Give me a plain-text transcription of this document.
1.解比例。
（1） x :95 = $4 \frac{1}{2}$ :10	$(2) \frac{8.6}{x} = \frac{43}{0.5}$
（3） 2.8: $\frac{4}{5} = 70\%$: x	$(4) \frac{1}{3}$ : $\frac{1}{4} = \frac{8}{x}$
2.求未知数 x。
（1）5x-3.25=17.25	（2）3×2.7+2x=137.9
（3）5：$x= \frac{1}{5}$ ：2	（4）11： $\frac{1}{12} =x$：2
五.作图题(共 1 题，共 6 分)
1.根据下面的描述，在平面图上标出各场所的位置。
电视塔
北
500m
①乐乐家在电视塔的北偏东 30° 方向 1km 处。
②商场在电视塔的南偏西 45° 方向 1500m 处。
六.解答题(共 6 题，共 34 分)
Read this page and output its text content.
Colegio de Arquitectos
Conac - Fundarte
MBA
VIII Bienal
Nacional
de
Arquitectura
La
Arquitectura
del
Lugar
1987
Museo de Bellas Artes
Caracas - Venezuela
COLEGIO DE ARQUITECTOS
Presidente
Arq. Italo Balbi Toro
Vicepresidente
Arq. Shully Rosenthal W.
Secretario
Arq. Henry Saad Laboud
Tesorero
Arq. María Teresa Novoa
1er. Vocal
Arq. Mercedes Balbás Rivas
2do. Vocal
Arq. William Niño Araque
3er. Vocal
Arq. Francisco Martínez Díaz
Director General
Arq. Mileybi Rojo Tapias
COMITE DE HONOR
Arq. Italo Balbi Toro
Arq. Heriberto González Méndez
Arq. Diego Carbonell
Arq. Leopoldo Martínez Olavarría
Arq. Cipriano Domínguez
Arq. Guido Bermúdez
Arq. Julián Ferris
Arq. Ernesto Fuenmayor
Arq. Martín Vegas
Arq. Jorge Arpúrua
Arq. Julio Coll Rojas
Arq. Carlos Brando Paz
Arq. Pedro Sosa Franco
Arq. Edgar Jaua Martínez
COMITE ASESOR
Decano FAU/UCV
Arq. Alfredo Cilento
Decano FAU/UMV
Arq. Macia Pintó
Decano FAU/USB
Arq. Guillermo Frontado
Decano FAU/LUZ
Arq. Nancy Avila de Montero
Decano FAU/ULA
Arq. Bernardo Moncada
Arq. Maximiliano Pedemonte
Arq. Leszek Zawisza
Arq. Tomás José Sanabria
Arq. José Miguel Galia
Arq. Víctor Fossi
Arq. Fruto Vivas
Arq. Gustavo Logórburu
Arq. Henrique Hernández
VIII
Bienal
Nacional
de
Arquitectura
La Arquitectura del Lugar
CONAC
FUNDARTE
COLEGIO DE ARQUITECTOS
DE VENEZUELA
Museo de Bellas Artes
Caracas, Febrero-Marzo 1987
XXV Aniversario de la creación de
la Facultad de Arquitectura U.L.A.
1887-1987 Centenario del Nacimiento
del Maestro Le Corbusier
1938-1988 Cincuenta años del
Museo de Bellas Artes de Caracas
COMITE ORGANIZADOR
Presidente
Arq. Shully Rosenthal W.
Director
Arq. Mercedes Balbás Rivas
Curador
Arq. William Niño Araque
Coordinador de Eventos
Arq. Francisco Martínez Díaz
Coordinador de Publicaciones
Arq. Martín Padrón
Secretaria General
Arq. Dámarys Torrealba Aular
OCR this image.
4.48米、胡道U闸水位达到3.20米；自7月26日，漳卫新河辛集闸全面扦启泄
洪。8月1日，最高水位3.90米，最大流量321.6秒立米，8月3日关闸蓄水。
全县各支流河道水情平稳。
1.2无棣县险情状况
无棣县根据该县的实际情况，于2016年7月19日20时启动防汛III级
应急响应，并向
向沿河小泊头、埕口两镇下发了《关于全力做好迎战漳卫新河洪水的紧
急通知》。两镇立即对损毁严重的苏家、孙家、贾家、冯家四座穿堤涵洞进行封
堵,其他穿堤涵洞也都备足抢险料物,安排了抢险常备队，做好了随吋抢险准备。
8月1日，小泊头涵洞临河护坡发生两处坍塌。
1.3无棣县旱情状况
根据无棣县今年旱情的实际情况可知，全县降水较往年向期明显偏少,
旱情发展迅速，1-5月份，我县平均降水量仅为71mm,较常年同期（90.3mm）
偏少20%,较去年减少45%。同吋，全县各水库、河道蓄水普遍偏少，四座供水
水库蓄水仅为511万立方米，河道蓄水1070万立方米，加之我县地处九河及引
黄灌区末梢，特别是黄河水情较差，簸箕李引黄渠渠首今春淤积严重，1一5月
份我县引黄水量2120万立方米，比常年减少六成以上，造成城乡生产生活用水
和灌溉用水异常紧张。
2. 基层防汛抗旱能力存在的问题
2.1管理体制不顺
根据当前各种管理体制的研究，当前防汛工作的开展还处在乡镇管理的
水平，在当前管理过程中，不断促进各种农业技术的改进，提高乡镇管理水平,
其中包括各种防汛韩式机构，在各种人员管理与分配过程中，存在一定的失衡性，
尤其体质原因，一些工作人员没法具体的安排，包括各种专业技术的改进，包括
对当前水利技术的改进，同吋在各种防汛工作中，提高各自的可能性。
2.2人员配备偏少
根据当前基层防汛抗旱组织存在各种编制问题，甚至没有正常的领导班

-.-.-

■ DIRECTION ■
Repeat the records above exactly.

■ PROBLEM SOLUTION ■
Give me a plain-text transcription of this document.
1.解比例。
（1） x :95 = $4 \frac{1}{2}$ :10	$(2) \frac{8.6}{x} = \frac{43}{0.5}$
（3） 2.8: $\frac{4}{5} = 70\%$: x	$(4) \frac{1}{3}$ : $\frac{1}{4} = \frac{8}{x}$
2.求未知数 x。
（1）5x-3.25=17.25	（2）3×2.7+2x=137.9
（3）5：$x= \frac{1}{5}$ ：2	（4）11： $\frac{1}{12} =x$：2
五.作图题(共 1 题，共 6 分)
1.根据下面的描述，在平面图上标出各场所的位置。
电视塔
北
500m
①乐乐家在电视塔的北偏东 30° 方向 1km 处。
②商场在电视塔的南偏西 45° 方向 1500m 处。
六.解答题(共 6 题，共 34 分)
Read this page and output its text content.
Colegio de Arquitectos
Conac - Fundarte
MBA
VIII Bienal
Nacional
de
Arquitectura
La
Arquitectura
del
Lugar
1987
Museo de Bellas Artes
Caracas - Venezuela
COLEGIO DE ARQUITECTOS
Presidente
Arq. Italo Balbi Toro
Vicepresidente
Arq. Shully Rosenthal W.
Secretario
Arq. Henry Saad Laboud
Tesorero
Arq. María Teresa Novoa
1er. Vocal
Arq. Mercedes Balbás Rivas
2do. Vocal
Arq. William Niño Araque
3er. Vocal
Arq. Francisco Martínez Díaz
Director General
Arq. Mileybi Rojo Tapias
COMITE DE HONOR
Arq. Italo Balbi Toro
Arq. Heriberto González Méndez
Arq. Diego Carbonell
Arq. Leopoldo Martínez Olavarría
Arq. Cipriano Domínguez
Arq. Guido Bermúdez
Arq. Julián Ferris
Arq. Ernesto Fuenmayor
Arq. Martín Vegas
Arq. Jorge Arpúrua
Arq. Julio Coll Rojas
Arq. Carlos Brando Paz
Arq. Pedro Sosa Franco
Arq. Edgar Jaua Martínez
COMITE ASESOR
Decano FAU/UCV
Arq. Alfredo Cilento
Decano FAU/UMV
Arq. Macia Pintó
Decano FAU/USB
Arq. Guillermo Frontado
Decano FAU/LUZ
Arq. Nancy Avila de Montero
Decano FAU/ULA
Arq. Bernardo Moncada
Arq. Maximiliano Pedemonte
Arq. Leszek Zawisza
Arq. Tomás José Sanabria
Arq. José Miguel Galia
Arq. Víctor Fossi
Arq. Fruto Vivas
Arq. Gustavo Logórburu
Arq. Henrique Hernández
VIII
Bienal
Nacional
de
Arquitectura
La Arquitectura del Lugar
CONAC
FUNDARTE
COLEGIO DE ARQUITECTOS
DE VENEZUELA
Museo de Bellas Artes
Caracas, Febrero-Marzo 1987
XXV Aniversario de la creación de
la Facultad de Arquitectura U.L.A.
1887-1987 Centenario del Nacimiento
del Maestro Le Corbusier
1938-1988 Cincuenta años del
Museo de Bellas Artes de Caracas
COMITE ORGANIZADOR
Presidente
Arq. Shully Rosenthal W.
Director
Arq. Mercedes Balbás Rivas
Curador
Arq. William Niño Araque
Coordinador de Eventos
Arq. Francisco Martínez Díaz
Coordinador de Publicaciones
Arq. Martín Padrón
Secretaria General
Arq. Dámarys Torrealba Aular
OCR this image.
4.48米、胡道U闸水位达到3.20米；自7月26日，漳卫新河辛集闸全面扦启泄
洪。8月1日，最高水位3.90米，最大流量321.6秒立米，8月3日关闸蓄水。
全县各支流河道水情平稳。
1.2无棣县险情状况
无棣县根据该县的实际情况，于2016年7月19日20时启动防汛III级
应急响应，并向
向沿河小泊头、埕口两镇下发了《关于全力做好迎战漳卫新河洪水的紧
急通知》。两镇立即对损毁严重的苏家、孙家、贾家、冯家四座穿堤涵洞进行封
堵,其他穿堤涵洞也都备足抢险料物,安排了抢险常备队，做好了随吋抢险准备。
8月1日，小泊头涵洞临河护坡发生两处坍塌。
1.3无棣县旱情状况
根据无棣县今年旱情的实际情况可知，全县降水较往年向期明显偏少,
旱情发展迅速，1-5月份，我县平均降水量仅为71mm,较常年同期（90.3mm）
偏少20%,较去年减少45%。同吋，全县各水库、河道蓄水普遍偏少，四座供水
水库蓄水仅为511万立方米，河道蓄水1070万立方米，加之我县地处九河及引
黄灌区末梢，特别是黄河水情较差，簸箕李引黄渠渠首今春淤积严重，1一5月
份我县引黄水量2120万立方米，比常年减少六成以上，造成城乡生产生活用水
和灌溉用水异常紧张。
2. 基层防汛抗旱能力存在的问题
2.1管理体制不顺
根据当前各种管理体制的研究，当前防汛工作的开展还处在乡镇管理的
水平，在当前管理过程中，不断促进各种农业技术的改进，提高乡镇管理水平,
其中包括各种防汛韩式机构，在各种人员管理与分配过程中，存在一定的失衡性，
尤其体质原因，一些工作人员没法具体的安排，包括各种专业技术的改进，包括
对当前水利技术的改进，同吋在各种防汛工作中，提高各自的可能性。
2.2人员配备偏少
根据当前基层防汛抗旱组织存在各种编制问题，甚至没有正常的领导班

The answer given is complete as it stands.